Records
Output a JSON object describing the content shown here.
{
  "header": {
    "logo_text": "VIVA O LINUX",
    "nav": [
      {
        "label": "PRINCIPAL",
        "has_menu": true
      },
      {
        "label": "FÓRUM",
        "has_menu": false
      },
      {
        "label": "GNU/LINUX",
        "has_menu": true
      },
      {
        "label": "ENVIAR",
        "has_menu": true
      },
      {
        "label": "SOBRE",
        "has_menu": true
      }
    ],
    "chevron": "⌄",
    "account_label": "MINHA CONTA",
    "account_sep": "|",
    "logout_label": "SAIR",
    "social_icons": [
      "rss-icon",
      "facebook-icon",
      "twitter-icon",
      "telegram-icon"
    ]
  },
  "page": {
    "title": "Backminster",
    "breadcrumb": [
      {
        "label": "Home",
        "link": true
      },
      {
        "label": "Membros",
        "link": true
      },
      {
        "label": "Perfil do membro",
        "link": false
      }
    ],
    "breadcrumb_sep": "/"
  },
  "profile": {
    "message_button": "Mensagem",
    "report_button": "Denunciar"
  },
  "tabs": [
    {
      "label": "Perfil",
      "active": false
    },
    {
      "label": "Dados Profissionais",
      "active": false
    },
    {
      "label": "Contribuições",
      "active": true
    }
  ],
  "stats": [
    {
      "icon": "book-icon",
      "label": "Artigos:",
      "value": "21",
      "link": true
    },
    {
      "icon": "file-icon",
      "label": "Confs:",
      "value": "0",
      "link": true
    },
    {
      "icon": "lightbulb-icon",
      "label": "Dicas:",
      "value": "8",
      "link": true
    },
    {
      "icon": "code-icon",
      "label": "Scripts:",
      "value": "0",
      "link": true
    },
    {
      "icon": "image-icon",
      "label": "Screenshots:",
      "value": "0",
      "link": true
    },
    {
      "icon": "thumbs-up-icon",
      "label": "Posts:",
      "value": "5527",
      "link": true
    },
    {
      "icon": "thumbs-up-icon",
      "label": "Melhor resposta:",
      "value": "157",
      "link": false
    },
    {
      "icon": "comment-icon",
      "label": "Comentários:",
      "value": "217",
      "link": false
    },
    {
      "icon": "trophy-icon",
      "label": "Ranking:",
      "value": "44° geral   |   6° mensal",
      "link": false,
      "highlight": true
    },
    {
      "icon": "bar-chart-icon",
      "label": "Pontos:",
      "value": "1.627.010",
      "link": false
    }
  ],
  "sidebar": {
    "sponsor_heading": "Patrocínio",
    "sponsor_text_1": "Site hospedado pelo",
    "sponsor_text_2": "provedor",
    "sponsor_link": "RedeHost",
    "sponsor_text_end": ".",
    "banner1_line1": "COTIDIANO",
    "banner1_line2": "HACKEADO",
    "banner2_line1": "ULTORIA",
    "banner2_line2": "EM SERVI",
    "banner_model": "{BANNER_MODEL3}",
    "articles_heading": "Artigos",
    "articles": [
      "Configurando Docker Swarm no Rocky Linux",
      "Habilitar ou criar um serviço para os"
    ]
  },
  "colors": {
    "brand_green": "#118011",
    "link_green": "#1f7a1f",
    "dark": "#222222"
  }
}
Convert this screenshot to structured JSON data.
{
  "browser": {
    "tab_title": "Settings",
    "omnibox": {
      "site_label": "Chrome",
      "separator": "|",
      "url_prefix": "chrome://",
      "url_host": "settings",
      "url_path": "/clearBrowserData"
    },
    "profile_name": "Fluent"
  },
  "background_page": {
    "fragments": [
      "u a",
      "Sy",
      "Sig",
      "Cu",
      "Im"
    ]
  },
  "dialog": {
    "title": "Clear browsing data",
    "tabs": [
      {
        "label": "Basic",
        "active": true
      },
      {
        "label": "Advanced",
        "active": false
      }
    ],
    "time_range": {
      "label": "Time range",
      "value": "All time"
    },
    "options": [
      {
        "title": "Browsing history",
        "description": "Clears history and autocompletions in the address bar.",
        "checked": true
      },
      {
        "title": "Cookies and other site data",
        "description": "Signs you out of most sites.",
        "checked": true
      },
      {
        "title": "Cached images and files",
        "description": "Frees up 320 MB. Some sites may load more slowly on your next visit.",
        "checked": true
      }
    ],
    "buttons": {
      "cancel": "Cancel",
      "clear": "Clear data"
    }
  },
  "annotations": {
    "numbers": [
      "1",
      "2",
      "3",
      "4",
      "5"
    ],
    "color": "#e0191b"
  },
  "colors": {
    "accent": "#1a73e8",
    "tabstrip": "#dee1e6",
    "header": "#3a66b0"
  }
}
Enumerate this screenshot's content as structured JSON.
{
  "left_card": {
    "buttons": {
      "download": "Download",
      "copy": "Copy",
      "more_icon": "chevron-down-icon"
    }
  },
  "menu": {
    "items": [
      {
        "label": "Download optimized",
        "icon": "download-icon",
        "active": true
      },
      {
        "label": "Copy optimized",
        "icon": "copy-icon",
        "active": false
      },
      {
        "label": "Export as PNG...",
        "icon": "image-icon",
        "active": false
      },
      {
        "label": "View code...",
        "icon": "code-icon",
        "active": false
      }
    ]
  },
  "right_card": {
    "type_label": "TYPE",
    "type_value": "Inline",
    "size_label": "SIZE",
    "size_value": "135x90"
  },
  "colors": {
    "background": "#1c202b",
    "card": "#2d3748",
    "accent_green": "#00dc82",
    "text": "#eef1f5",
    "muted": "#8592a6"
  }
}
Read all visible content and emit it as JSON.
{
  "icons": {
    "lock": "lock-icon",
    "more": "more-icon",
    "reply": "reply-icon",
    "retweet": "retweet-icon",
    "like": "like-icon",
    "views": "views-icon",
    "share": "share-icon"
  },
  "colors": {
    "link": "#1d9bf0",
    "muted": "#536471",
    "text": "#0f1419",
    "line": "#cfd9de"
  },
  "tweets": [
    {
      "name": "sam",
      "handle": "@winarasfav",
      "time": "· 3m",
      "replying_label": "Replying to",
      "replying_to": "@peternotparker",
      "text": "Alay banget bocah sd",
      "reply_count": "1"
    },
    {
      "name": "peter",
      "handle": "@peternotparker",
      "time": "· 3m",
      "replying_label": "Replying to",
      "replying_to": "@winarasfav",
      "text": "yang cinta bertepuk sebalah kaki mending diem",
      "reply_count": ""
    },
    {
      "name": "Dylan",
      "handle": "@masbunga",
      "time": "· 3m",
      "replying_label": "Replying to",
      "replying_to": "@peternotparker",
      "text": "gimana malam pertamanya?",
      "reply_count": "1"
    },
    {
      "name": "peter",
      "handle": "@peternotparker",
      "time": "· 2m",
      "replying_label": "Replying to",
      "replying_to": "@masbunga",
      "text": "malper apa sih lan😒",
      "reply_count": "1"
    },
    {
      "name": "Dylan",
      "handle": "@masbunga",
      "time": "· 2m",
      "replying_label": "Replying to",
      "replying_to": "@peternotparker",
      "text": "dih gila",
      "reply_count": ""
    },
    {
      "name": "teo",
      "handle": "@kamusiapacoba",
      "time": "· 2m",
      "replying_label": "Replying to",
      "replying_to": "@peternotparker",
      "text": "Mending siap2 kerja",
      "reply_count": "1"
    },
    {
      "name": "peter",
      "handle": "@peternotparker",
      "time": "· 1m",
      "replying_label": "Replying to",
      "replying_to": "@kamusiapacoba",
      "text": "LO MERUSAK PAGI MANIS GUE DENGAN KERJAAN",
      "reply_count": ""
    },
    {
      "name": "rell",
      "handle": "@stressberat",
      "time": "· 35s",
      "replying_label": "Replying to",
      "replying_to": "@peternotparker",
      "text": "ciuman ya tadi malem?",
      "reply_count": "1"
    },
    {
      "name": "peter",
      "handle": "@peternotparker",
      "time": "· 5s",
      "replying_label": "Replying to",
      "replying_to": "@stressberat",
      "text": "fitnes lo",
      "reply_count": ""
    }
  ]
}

TASK PROMPT:
Print out all the entries precisely as written.

THE OUTPUT:
Output a JSON object describing the content shown here.
{
  "header": {
    "logo_text": "VIVA O LINUX",
    "nav": [
      {
        "label": "PRINCIPAL",
        "has_menu": true
      },
      {
        "label": "FÓRUM",
        "has_menu": false
      },
      {
        "label": "GNU/LINUX",
        "has_menu": true
      },
      {
        "label": "ENVIAR",
        "has_menu": true
      },
      {
        "label": "SOBRE",
        "has_menu": true
      }
    ],
    "chevron": "⌄",
    "account_label": "MINHA CONTA",
    "account_sep": "|",
    "logout_label": "SAIR",
    "social_icons": [
      "rss-icon",
      "facebook-icon",
      "twitter-icon",
      "telegram-icon"
    ]
  },
  "page": {
    "title": "Backminster",
    "breadcrumb": [
      {
        "label": "Home",
        "link": true
      },
      {
        "label": "Membros",
        "link": true
      },
      {
        "label": "Perfil do membro",
        "link": false
      }
    ],
    "breadcrumb_sep": "/"
  },
  "profile": {
    "message_button": "Mensagem",
    "report_button": "Denunciar"
  },
  "tabs": [
    {
      "label": "Perfil",
      "active": false
    },
    {
      "label": "Dados Profissionais",
      "active": false
    },
    {
      "label": "Contribuições",
      "active": true
    }
  ],
  "stats": [
    {
      "icon": "book-icon",
      "label": "Artigos:",
      "value": "21",
      "link": true
    },
    {
      "icon": "file-icon",
      "label": "Confs:",
      "value": "0",
      "link": true
    },
    {
      "icon": "lightbulb-icon",
      "label": "Dicas:",
      "value": "8",
      "link": true
    },
    {
      "icon": "code-icon",
      "label": "Scripts:",
      "value": "0",
      "link": true
    },
    {
      "icon": "image-icon",
      "label": "Screenshots:",
      "value": "0",
      "link": true
    },
    {
      "icon": "thumbs-up-icon",
      "label": "Posts:",
      "value": "5527",
      "link": true
    },
    {
      "icon": "thumbs-up-icon",
      "label": "Melhor resposta:",
      "value": "157",
      "link": false
    },
    {
      "icon": "comment-icon",
      "label": "Comentários:",
      "value": "217",
      "link": false
    },
    {
      "icon": "trophy-icon",
      "label": "Ranking:",
      "value": "44° geral   |   6° mensal",
      "link": false,
      "highlight": true
    },
    {
      "icon": "bar-chart-icon",
      "label": "Pontos:",
      "value": "1.627.010",
      "link": false
    }
  ],
  "sidebar": {
    "sponsor_heading": "Patrocínio",
    "sponsor_text_1": "Site hospedado pelo",
    "sponsor_text_2": "provedor",
    "sponsor_link": "RedeHost",
    "sponsor_text_end": ".",
    "banner1_line1": "COTIDIANO",
    "banner1_line2": "HACKEADO",
    "banner2_line1": "ULTORIA",
    "banner2_line2": "EM SERVI",
    "banner_model": "{BANNER_MODEL3}",
    "articles_heading": "Artigos",
    "articles": [
      "Configurando Docker Swarm no Rocky Linux",
      "Habilitar ou criar um serviço para os"
    ]
  },
  "colors": {
    "brand_green": "#118011",
    "link_green": "#1f7a1f",
    "dark": "#222222"
  }
}
Convert this screenshot to structured JSON data.
{
  "browser": {
    "tab_title": "Settings",
    "omnibox": {
      "site_label": "Chrome",
      "separator": "|",
      "url_prefix": "chrome://",
      "url_host": "settings",
      "url_path": "/clearBrowserData"
    },
    "profile_name": "Fluent"
  },
  "background_page": {
    "fragments": [
      "u a",
      "Sy",
      "Sig",
      "Cu",
      "Im"
    ]
  },
  "dialog": {
    "title": "Clear browsing data",
    "tabs": [
      {
        "label": "Basic",
        "active": true
      },
      {
        "label": "Advanced",
        "active": false
      }
    ],
    "time_range": {
      "label": "Time range",
      "value": "All time"
    },
    "options": [
      {
        "title": "Browsing history",
        "description": "Clears history and autocompletions in the address bar.",
        "checked": true
      },
      {
        "title": "Cookies and other site data",
        "description": "Signs you out of most sites.",
        "checked": true
      },
      {
        "title": "Cached images and files",
        "description": "Frees up 320 MB. Some sites may load more slowly on your next visit.",
        "checked": true
      }
    ],
    "buttons": {
      "cancel": "Cancel",
      "clear": "Clear data"
    }
  },
  "annotations": {
    "numbers": [
      "1",
      "2",
      "3",
      "4",
      "5"
    ],
    "color": "#e0191b"
  },
  "colors": {
    "accent": "#1a73e8",
    "tabstrip": "#dee1e6",
    "header": "#3a66b0"
  }
}
Enumerate this screenshot's content as structured JSON.
{
  "left_card": {
    "buttons": {
      "download": "Download",
      "copy": "Copy",
      "more_icon": "chevron-down-icon"
    }
  },
  "menu": {
    "items": [
      {
        "label": "Download optimized",
        "icon": "download-icon",
        "active": true
      },
      {
        "label": "Copy optimized",
        "icon": "copy-icon",
        "active": false
      },
      {
        "label": "Export as PNG...",
        "icon": "image-icon",
        "active": false
      },
      {
        "label": "View code...",
        "icon": "code-icon",
        "active": false
      }
    ]
  },
  "right_card": {
    "type_label": "TYPE",
    "type_value": "Inline",
    "size_label": "SIZE",
    "size_value": "135x90"
  },
  "colors": {
    "background": "#1c202b",
    "card": "#2d3748",
    "accent_green": "#00dc82",
    "text": "#eef1f5",
    "muted": "#8592a6"
  }
}
Read all visible content and emit it as JSON.
{
  "icons": {
    "lock": "lock-icon",
    "more": "more-icon",
    "reply": "reply-icon",
    "retweet": "retweet-icon",
    "like": "like-icon",
    "views": "views-icon",
    "share": "share-icon"
  },
  "colors": {
    "link": "#1d9bf0",
    "muted": "#536471",
    "text": "#0f1419",
    "line": "#cfd9de"
  },
  "tweets": [
    {
      "name": "sam",
      "handle": "@winarasfav",
      "time": "· 3m",
      "replying_label": "Replying to",
      "replying_to": "@peternotparker",
      "text": "Alay banget bocah sd",
      "reply_count": "1"
    },
    {
      "name": "peter",
      "handle": "@peternotparker",
      "time": "· 3m",
      "replying_label": "Replying to",
      "replying_to": "@winarasfav",
      "text": "yang cinta bertepuk sebalah kaki mending diem",
      "reply_count": ""
    },
    {
      "name": "Dylan",
      "handle": "@masbunga",
      "time": "· 3m",
      "replying_label": "Replying to",
      "replying_to": "@peternotparker",
      "text": "gimana malam pertamanya?",
      "reply_count": "1"
    },
    {
      "name": "peter",
      "handle": "@peternotparker",
      "time": "· 2m",
      "replying_label": "Replying to",
      "replying_to": "@masbunga",
      "text": "malper apa sih lan😒",
      "reply_count": "1"
    },
    {
      "name": "Dylan",
      "handle": "@masbunga",
      "time": "· 2m",
      "replying_label": "Replying to",
      "replying_to": "@peternotparker",
      "text": "dih gila",
      "reply_count": ""
    },
    {
      "name": "teo",
      "handle": "@kamusiapacoba",
      "time": "· 2m",
      "replying_label": "Replying to",
      "replying_to": "@peternotparker",
      "text": "Mending siap2 kerja",
      "reply_count": "1"
    },
    {
      "name": "peter",
      "handle": "@peternotparker",
      "time": "· 1m",
      "replying_label": "Replying to",
      "replying_to": "@kamusiapacoba",
      "text": "LO MERUSAK PAGI MANIS GUE DENGAN KERJAAN",
      "reply_count": ""
    },
    {
      "name": "rell",
      "handle": "@stressberat",
      "time": "· 35s",
      "replying_label": "Replying to",
      "replying_to": "@peternotparker",
      "text": "ciuman ya tadi malem?",
      "reply_count": "1"
    },
    {
      "name": "peter",
      "handle": "@peternotparker",
      "time": "· 5s",
      "replying_label": "Replying to",
      "replying_to": "@stressberat",
      "text": "fitnes lo",
      "reply_count": ""
    }
  ]
}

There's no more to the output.